**TO DO:**
Where a line in the listing below contains the word "your", copy that line.

-----

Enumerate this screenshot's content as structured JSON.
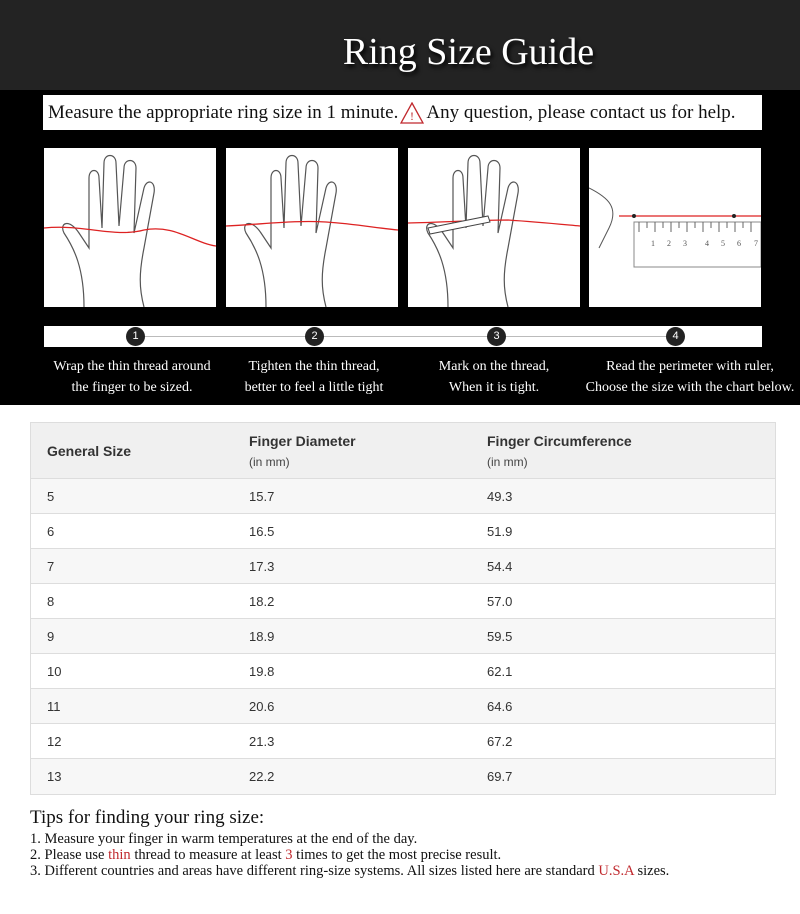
{
  "title": "Ring Size Guide",
  "banner": {
    "text_before": "Measure the appropriate ring size in 1 minute.",
    "icon": "warning-triangle-icon",
    "text_after": "Any question, please contact us for help."
  },
  "ruler_labels": [
    "1",
    "2",
    "3",
    "4",
    "5",
    "6",
    "7"
  ],
  "steps": [
    {
      "number": "1",
      "line1": "Wrap the thin thread around",
      "line2": "the finger to be sized."
    },
    {
      "number": "2",
      "line1": "Tighten the thin thread,",
      "line2": "better to feel a little tight"
    },
    {
      "number": "3",
      "line1": "Mark on the thread,",
      "line2": "When it is tight."
    },
    {
      "number": "4",
      "line1": "Read the perimeter with ruler,",
      "line2": "Choose the size with the chart below."
    }
  ],
  "table": {
    "headers": {
      "size": "General Size",
      "diameter": "Finger Diameter",
      "diameter_unit": "(in mm)",
      "circumference": "Finger Circumference",
      "circumference_unit": "(in mm)"
    },
    "rows": [
      {
        "size": "5",
        "diameter": "15.7",
        "circumference": "49.3"
      },
      {
        "size": "6",
        "diameter": "16.5",
        "circumference": "51.9"
      },
      {
        "size": "7",
        "diameter": "17.3",
        "circumference": "54.4"
      },
      {
        "size": "8",
        "diameter": "18.2",
        "circumference": "57.0"
      },
      {
        "size": "9",
        "diameter": "18.9",
        "circumference": "59.5"
      },
      {
        "size": "10",
        "diameter": "19.8",
        "circumference": "62.1"
      },
      {
        "size": "11",
        "diameter": "20.6",
        "circumference": "64.6"
      },
      {
        "size": "12",
        "diameter": "21.3",
        "circumference": "67.2"
      },
      {
        "size": "13",
        "diameter": "22.2",
        "circumference": "69.7"
      }
    ]
  },
  "tips": {
    "heading": "Tips for finding your ring size:",
    "tip1": "1. Measure your finger in warm temperatures at the end of the day.",
    "tip2_a": "2. Please use ",
    "tip2_red1": "thin",
    "tip2_b": " thread to measure at least ",
    "tip2_red2": "3",
    "tip2_c": " times to get the most precise result.",
    "tip3_a": "3. Different countries and areas have different ring-size systems. All sizes listed here are standard ",
    "tip3_red": "U.S.A",
    "tip3_b": " sizes."
  },
  "colors": {
    "accent_red": "#c0282d",
    "dark_bg": "#000000"
  }
}
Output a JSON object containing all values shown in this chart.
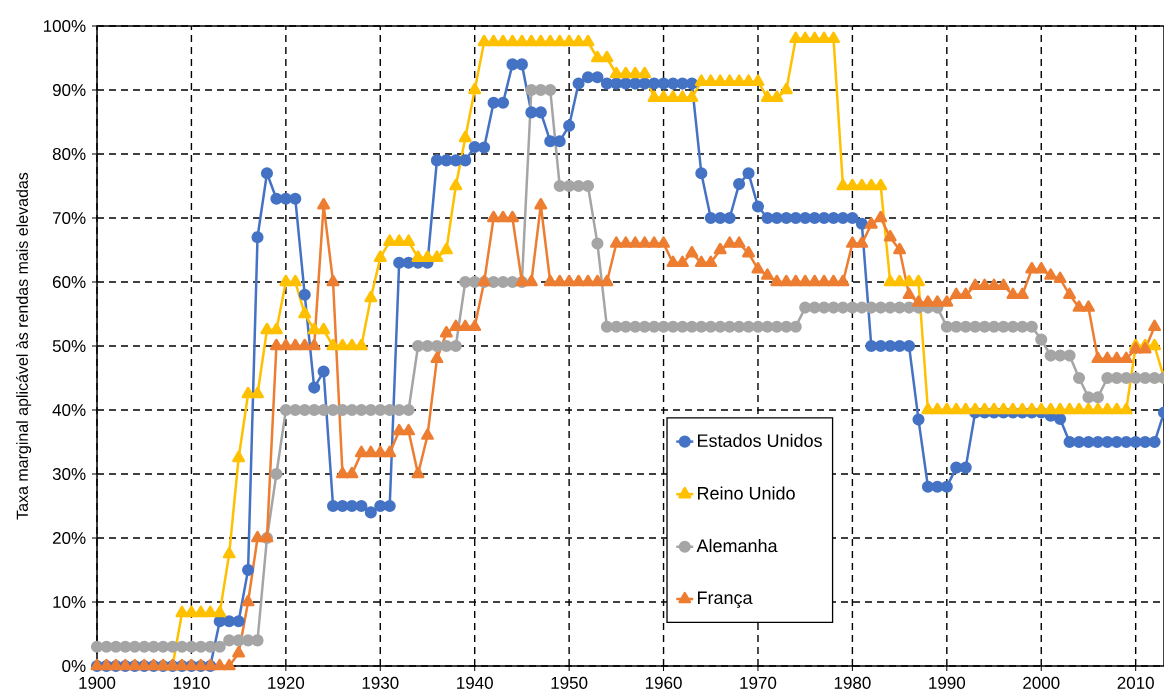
{
  "chart_data": {
    "type": "line",
    "ylabel": "Taxa marginal aplicável às rendas mais elevadas",
    "x": [
      1900,
      1901,
      1902,
      1903,
      1904,
      1905,
      1906,
      1907,
      1908,
      1909,
      1910,
      1911,
      1912,
      1913,
      1914,
      1915,
      1916,
      1917,
      1918,
      1919,
      1920,
      1921,
      1922,
      1923,
      1924,
      1925,
      1926,
      1927,
      1928,
      1929,
      1930,
      1931,
      1932,
      1933,
      1934,
      1935,
      1936,
      1937,
      1938,
      1939,
      1940,
      1941,
      1942,
      1943,
      1944,
      1945,
      1946,
      1947,
      1948,
      1949,
      1950,
      1951,
      1952,
      1953,
      1954,
      1955,
      1956,
      1957,
      1958,
      1959,
      1960,
      1961,
      1962,
      1963,
      1964,
      1965,
      1966,
      1967,
      1968,
      1969,
      1970,
      1971,
      1972,
      1973,
      1974,
      1975,
      1976,
      1977,
      1978,
      1979,
      1980,
      1981,
      1982,
      1983,
      1984,
      1985,
      1986,
      1987,
      1988,
      1989,
      1990,
      1991,
      1992,
      1993,
      1994,
      1995,
      1996,
      1997,
      1998,
      1999,
      2000,
      2001,
      2002,
      2003,
      2004,
      2005,
      2006,
      2007,
      2008,
      2009,
      2010,
      2011,
      2012,
      2013
    ],
    "series": [
      {
        "name": "Estados Unidos",
        "color": "#4472c4",
        "marker": "circle",
        "values": [
          0,
          0,
          0,
          0,
          0,
          0,
          0,
          0,
          0,
          0,
          0,
          0,
          0,
          7,
          7,
          7,
          15,
          67,
          77,
          73,
          73,
          73,
          58,
          43.5,
          46,
          25,
          25,
          25,
          25,
          24,
          25,
          25,
          63,
          63,
          63,
          63,
          79,
          79,
          79,
          79,
          81.1,
          81,
          88,
          88,
          94,
          94,
          86.5,
          86.5,
          82,
          82,
          84.4,
          91,
          92,
          92,
          91,
          91,
          91,
          91,
          91,
          91,
          91,
          91,
          91,
          91,
          77,
          70,
          70,
          70,
          75.3,
          77,
          71.8,
          70,
          70,
          70,
          70,
          70,
          70,
          70,
          70,
          70,
          70,
          69.1,
          50,
          50,
          50,
          50,
          50,
          38.5,
          28,
          28,
          28,
          31,
          31,
          39.6,
          39.6,
          39.6,
          39.6,
          39.6,
          39.6,
          39.6,
          39.6,
          39.1,
          38.6,
          35,
          35,
          35,
          35,
          35,
          35,
          35,
          35,
          35,
          35,
          39.6
        ]
      },
      {
        "name": "Reino Unido",
        "color": "#ffc000",
        "marker": "triangle",
        "values": [
          null,
          null,
          null,
          null,
          null,
          null,
          null,
          0,
          0,
          8.3,
          8.3,
          8.3,
          8.3,
          8.3,
          17.5,
          32.5,
          42.5,
          42.5,
          52.5,
          52.5,
          60,
          60,
          55,
          52.5,
          52.5,
          50,
          50,
          50,
          50,
          57.5,
          63.8,
          66.3,
          66.3,
          66.3,
          63.8,
          63.8,
          63.8,
          65,
          75,
          82.5,
          90,
          97.5,
          97.5,
          97.5,
          97.5,
          97.5,
          97.5,
          97.5,
          97.5,
          97.5,
          97.5,
          97.5,
          97.5,
          95,
          95,
          92.5,
          92.5,
          92.5,
          92.5,
          88.8,
          88.8,
          88.8,
          88.8,
          88.8,
          91.3,
          91.3,
          91.3,
          91.3,
          91.3,
          91.3,
          91.3,
          88.8,
          88.8,
          90,
          98,
          98,
          98,
          98,
          98,
          75,
          75,
          75,
          75,
          75,
          60,
          60,
          60,
          60,
          40,
          40,
          40,
          40,
          40,
          40,
          40,
          40,
          40,
          40,
          40,
          40,
          40,
          40,
          40,
          40,
          40,
          40,
          40,
          40,
          40,
          40,
          50,
          50,
          50,
          45
        ]
      },
      {
        "name": "Alemanha",
        "color": "#a5a5a5",
        "marker": "circle",
        "values": [
          3,
          3,
          3,
          3,
          3,
          3,
          3,
          3,
          3,
          3,
          3,
          3,
          3,
          3,
          4,
          4,
          4,
          4,
          20,
          30,
          40,
          40,
          40,
          40,
          40,
          40,
          40,
          40,
          40,
          40,
          40,
          40,
          40,
          40,
          50,
          50,
          50,
          50,
          50,
          60,
          60,
          60,
          60,
          60,
          60,
          60,
          90,
          90,
          90,
          75,
          75,
          75,
          75,
          66,
          53,
          53,
          53,
          53,
          53,
          53,
          53,
          53,
          53,
          53,
          53,
          53,
          53,
          53,
          53,
          53,
          53,
          53,
          53,
          53,
          53,
          56,
          56,
          56,
          56,
          56,
          56,
          56,
          56,
          56,
          56,
          56,
          56,
          56,
          56,
          56,
          53,
          53,
          53,
          53,
          53,
          53,
          53,
          53,
          53,
          53,
          51,
          48.5,
          48.5,
          48.5,
          45,
          42,
          42,
          45,
          45,
          45,
          45,
          45,
          45,
          45
        ]
      },
      {
        "name": "França",
        "color": "#ed7d31",
        "marker": "triangle",
        "values": [
          0,
          0,
          0,
          0,
          0,
          0,
          0,
          0,
          0,
          0,
          0,
          0,
          0,
          0,
          0,
          2,
          10,
          20,
          20,
          50,
          50,
          50,
          50,
          50,
          72,
          60,
          30,
          30,
          33.3,
          33.3,
          33.3,
          33.3,
          36.7,
          36.7,
          30,
          36,
          48,
          52,
          53,
          53,
          53,
          60,
          70,
          70,
          70,
          60,
          60,
          72,
          60,
          60,
          60,
          60,
          60,
          60,
          60,
          66,
          66,
          66,
          66,
          66,
          66,
          63,
          63,
          64.5,
          63,
          63,
          65,
          66,
          66,
          64.5,
          62,
          61,
          60,
          60,
          60,
          60,
          60,
          60,
          60,
          60,
          66,
          66,
          69,
          70,
          67,
          65,
          58,
          56.8,
          56.8,
          56.8,
          56.8,
          58,
          58,
          59.4,
          59.4,
          59.4,
          59.4,
          58,
          58,
          62,
          62,
          61,
          60.5,
          58,
          56,
          56,
          48,
          48,
          48,
          48,
          49.5,
          49.5,
          53,
          null
        ]
      }
    ],
    "xlim": [
      1900,
      2013
    ],
    "xticks": [
      1900,
      1910,
      1920,
      1930,
      1940,
      1950,
      1960,
      1970,
      1980,
      1990,
      2000,
      2010
    ],
    "ylim": [
      0,
      100
    ],
    "yticks": [
      {
        "value": 0,
        "label": "0%"
      },
      {
        "value": 10,
        "label": "10%"
      },
      {
        "value": 20,
        "label": "20%"
      },
      {
        "value": 30,
        "label": "30%"
      },
      {
        "value": 40,
        "label": "40%"
      },
      {
        "value": 50,
        "label": "50%"
      },
      {
        "value": 60,
        "label": "60%"
      },
      {
        "value": 70,
        "label": "70%"
      },
      {
        "value": 80,
        "label": "80%"
      },
      {
        "value": 90,
        "label": "90%"
      },
      {
        "value": 100,
        "label": "100%"
      }
    ],
    "grid": true,
    "legend": "bottom right",
    "line_style": "solid"
  }
}
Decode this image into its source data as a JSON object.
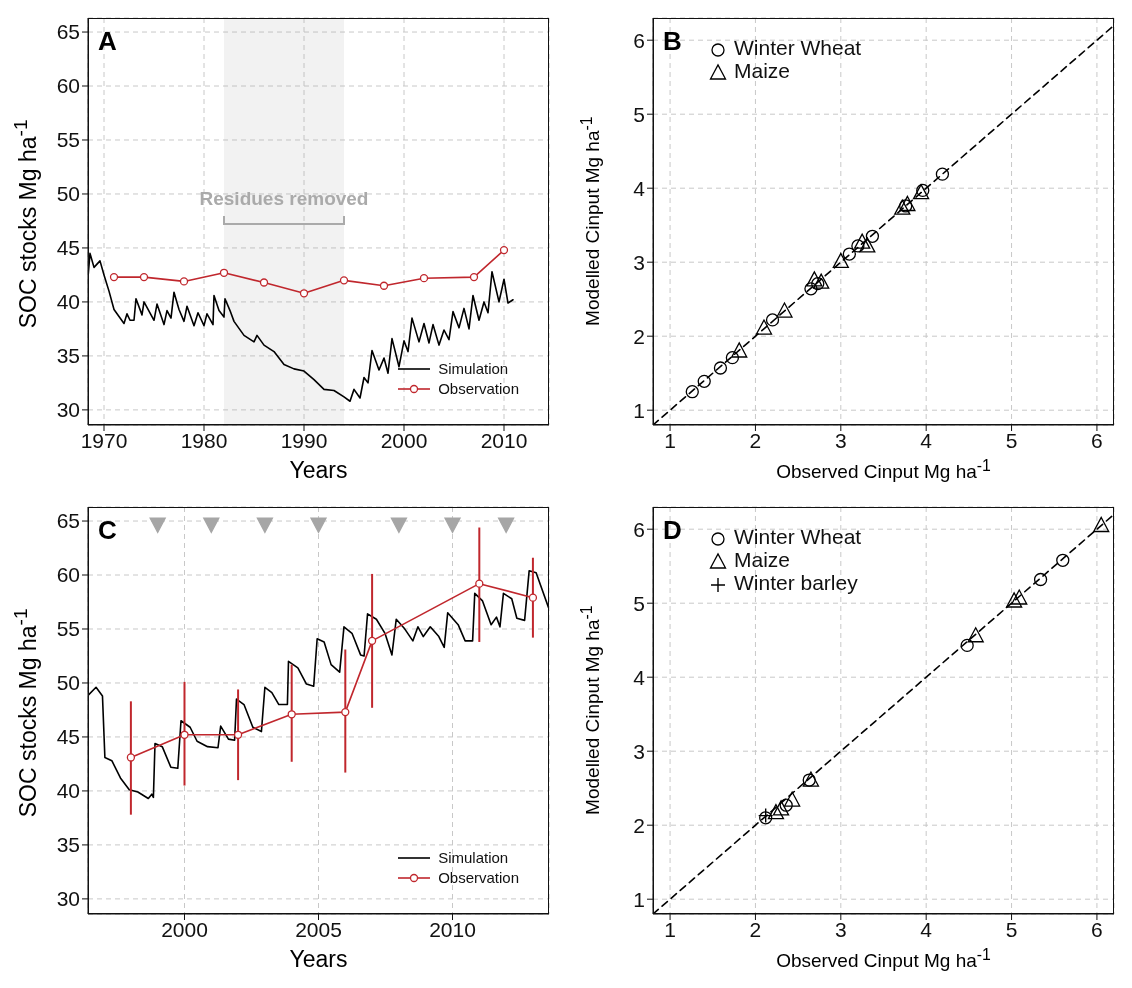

-----

**SOLUTION TO THIS EXERCISE:**
    "heading": "Tips for finding your ring size:",
    "tip1": "1. Measure your finger in warm temperatures at the end of the day.",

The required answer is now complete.